Short task
Transcribe the material word for word, but without the images.

Material provided

--- begin ---

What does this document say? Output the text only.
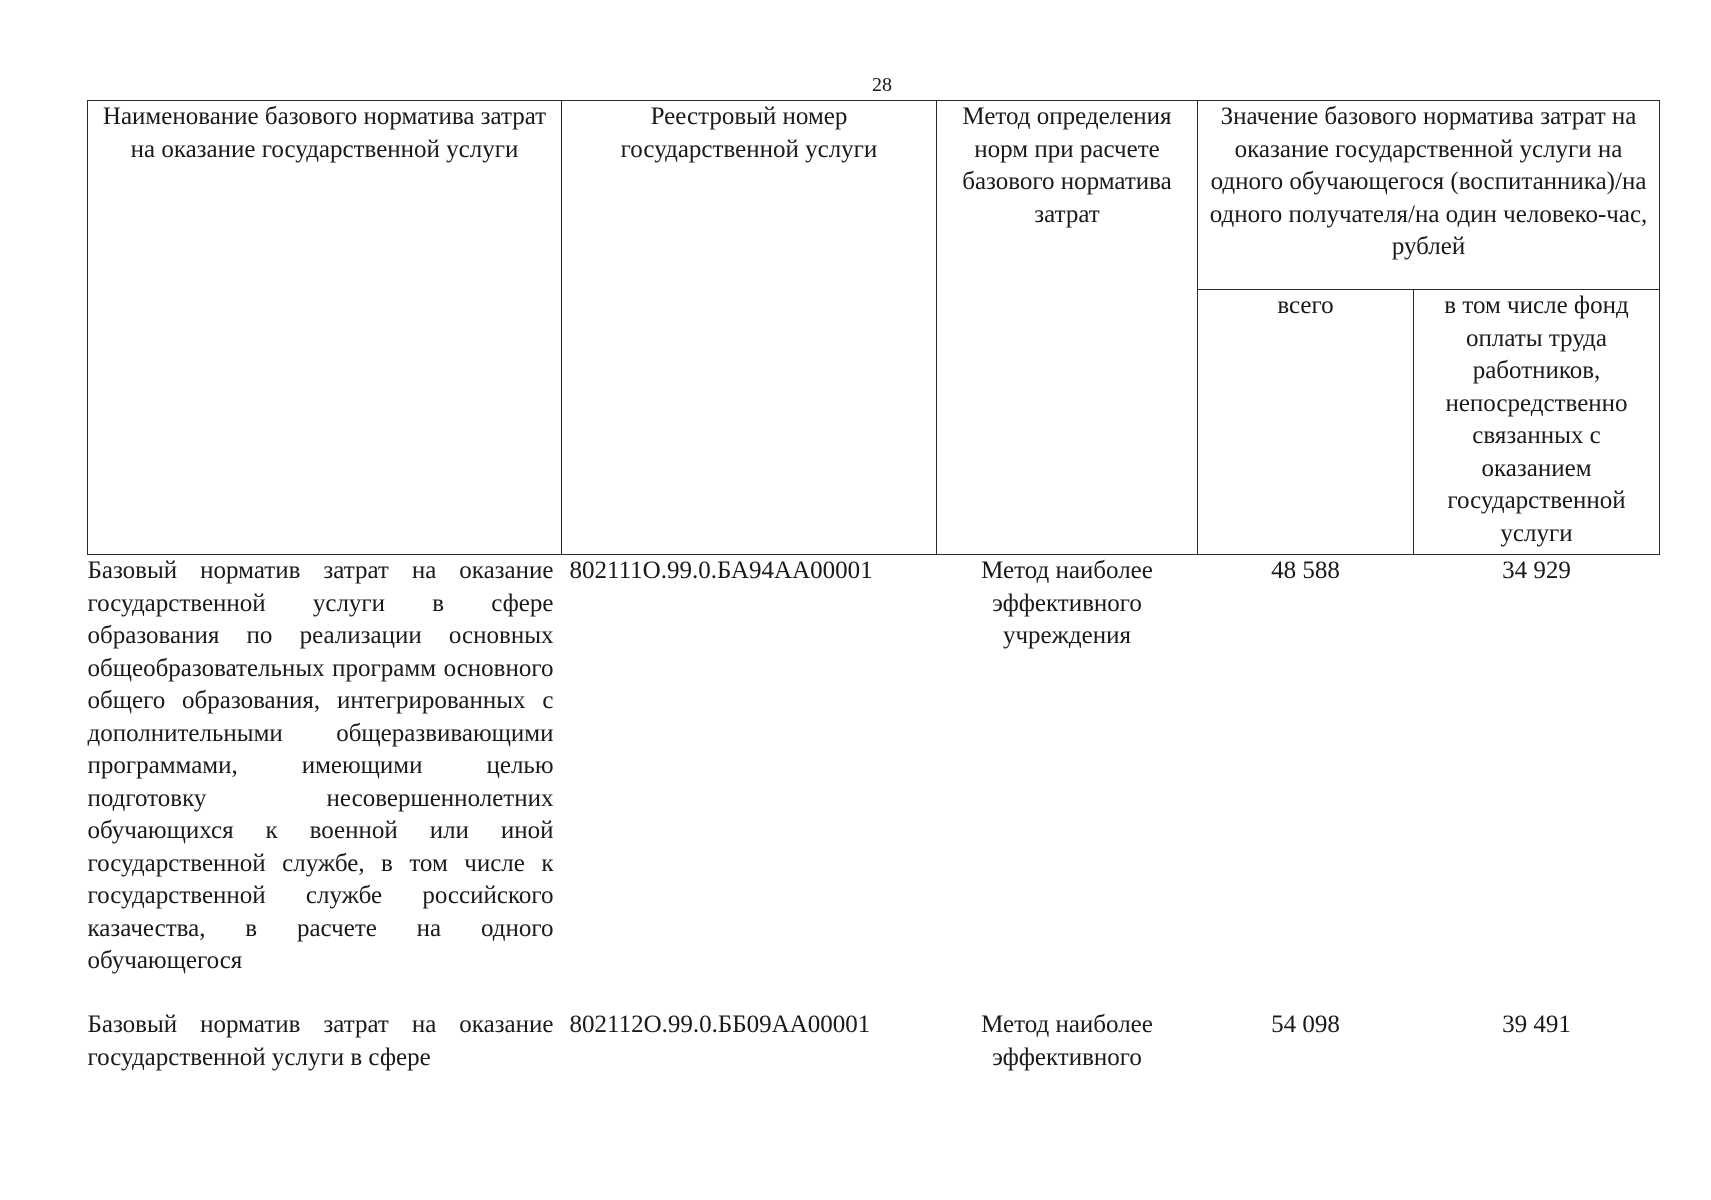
28
Наименование базового норматива затрат на оказание государственной услуги	Реестровый номер государственной услуги	Метод определения норм при расчете базового норматива затрат	Значение базового норматива затрат на оказание государственной услуги на одного обучающегося (воспитанника)/на одного получателя/на один человеко-час, рублей	
			всего	в том числе фонд оплаты труда работников, непосредственно связанных с оказанием государственной услуги
Базовый норматив затрат на оказание государственной услуги в сфере образования по реализации основных общеобразовательных программ основного общего образования, интегрированных с дополнительными общеразвивающими программами, имеющими целью подготовку несовершеннолетних обучающихся к военной или иной государственной службе, в том числе к государственной службе российского казачества, в расчете на одного обучающегося	802111О.99.0.БА94АА00001	Метод наиболее эффективного учреждения	48 588	34 929
Базовый норматив затрат на оказание государственной услуги в сфере	802112О.99.0.ББ09АА00001	Метод наиболее эффективного	54 098	39 491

--- end ---

Output of the task
What does this document say? Output the text only.
28
Наименование базового норматива затрат на оказание государственной услуги	Реестровый номер государственной услуги	Метод определения норм при расчете базового норматива затрат	Значение базового норматива затрат на оказание государственной услуги на одного обучающегося (воспитанника)/на одного получателя/на один человеко-час, рублей	
			всего	в том числе фонд оплаты труда работников, непосредственно связанных с оказанием государственной услуги
Базовый норматив затрат на оказание государственной услуги в сфере образования по реализации основных общеобразовательных программ основного общего образования, интегрированных с дополнительными общеразвивающими программами, имеющими целью подготовку несовершеннолетних обучающихся к военной или иной государственной службе, в том числе к государственной службе российского казачества, в расчете на одного обучающегося	802111О.99.0.БА94АА00001	Метод наиболее эффективного учреждения	48 588	34 929
Базовый норматив затрат на оказание государственной услуги в сфере	802112О.99.0.ББ09АА00001	Метод наиболее эффективного	54 098	39 491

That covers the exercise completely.